■ Stated exercise:
Pictures should be excluded; otherwise, copy every entry exactly.

■ Supplied information:
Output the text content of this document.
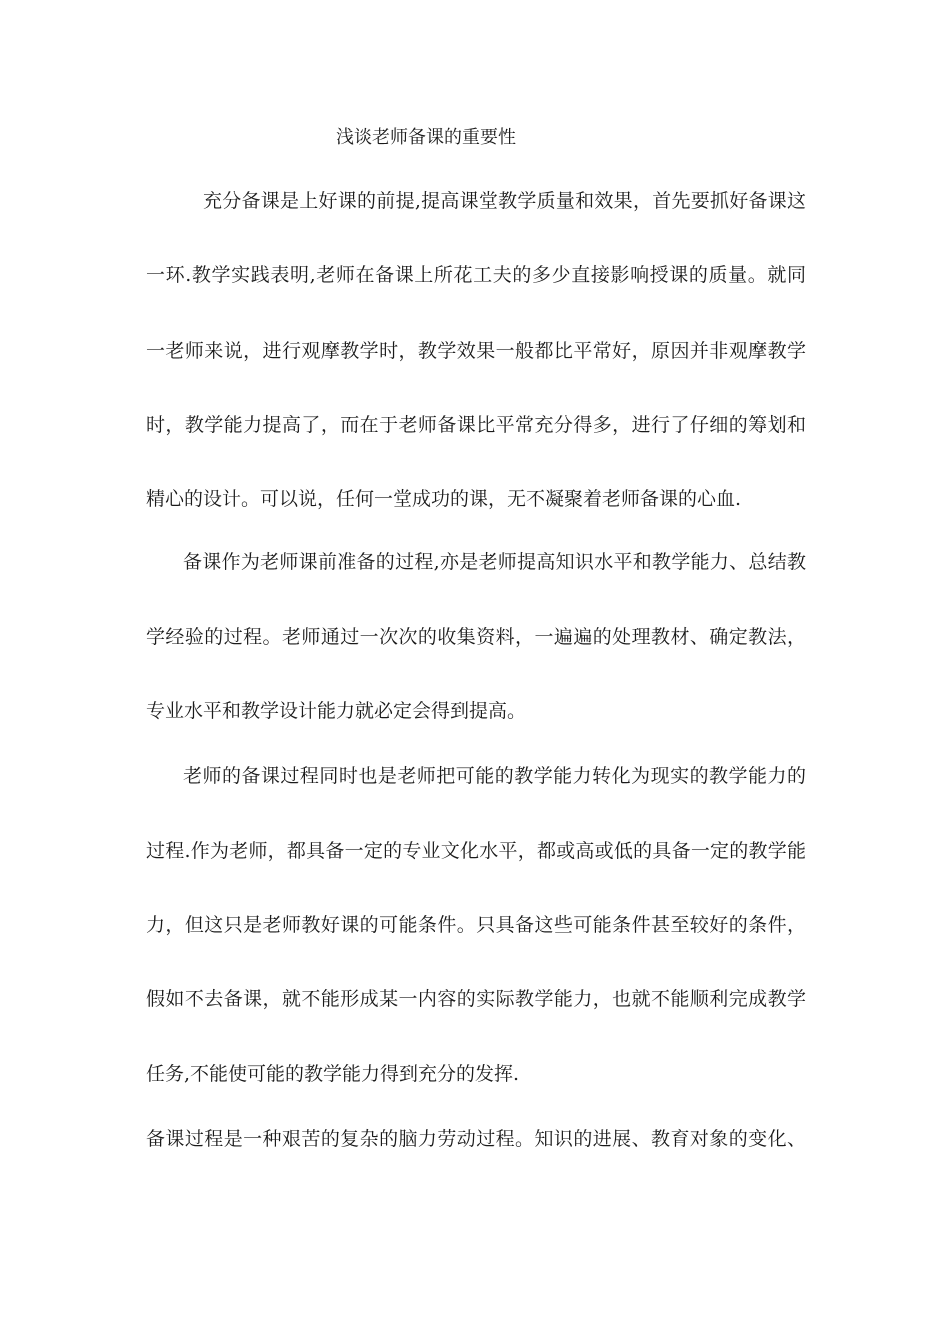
浅谈老师备课的重要性
充分备课是上好课的前提,提高课堂教学质量和效果，首先要抓好备课这
一环.教学实践表明,老师在备课上所花工夫的多少直接影响授课的质量。就同
一老师来说，进行观摩教学时，教学效果一般都比平常好，原因并非观摩教学
时，教学能力提高了，而在于老师备课比平常充分得多，进行了仔细的筹划和
精心的设计。可以说，任何一堂成功的课，无不凝聚着老师备课的心血.
备课作为老师课前准备的过程,亦是老师提高知识水平和教学能力、总结教
学经验的过程。老师通过一次次的收集资料，一遍遍的处理教材、确定教法，
专业水平和教学设计能力就必定会得到提高。
老师的备课过程同时也是老师把可能的教学能力转化为现实的教学能力的
过程.作为老师，都具备一定的专业文化水平，都或高或低的具备一定的教学能
力，但这只是老师教好课的可能条件。只具备这些可能条件甚至较好的条件，
假如不去备课，就不能形成某一内容的实际教学能力，也就不能顺利完成教学
任务,不能使可能的教学能力得到充分的发挥.
备课过程是一种艰苦的复杂的脑力劳动过程。知识的进展、教育对象的变化、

■ Exercise solution:
Output the text content of this document.
浅谈老师备课的重要性
充分备课是上好课的前提,提高课堂教学质量和效果，首先要抓好备课这
一环.教学实践表明,老师在备课上所花工夫的多少直接影响授课的质量。就同
一老师来说，进行观摩教学时，教学效果一般都比平常好，原因并非观摩教学
时，教学能力提高了，而在于老师备课比平常充分得多，进行了仔细的筹划和
精心的设计。可以说，任何一堂成功的课，无不凝聚着老师备课的心血.
备课作为老师课前准备的过程,亦是老师提高知识水平和教学能力、总结教
学经验的过程。老师通过一次次的收集资料，一遍遍的处理教材、确定教法，
专业水平和教学设计能力就必定会得到提高。
老师的备课过程同时也是老师把可能的教学能力转化为现实的教学能力的
过程.作为老师，都具备一定的专业文化水平，都或高或低的具备一定的教学能
力，但这只是老师教好课的可能条件。只具备这些可能条件甚至较好的条件，
假如不去备课，就不能形成某一内容的实际教学能力，也就不能顺利完成教学
任务,不能使可能的教学能力得到充分的发挥.
备课过程是一种艰苦的复杂的脑力劳动过程。知识的进展、教育对象的变化、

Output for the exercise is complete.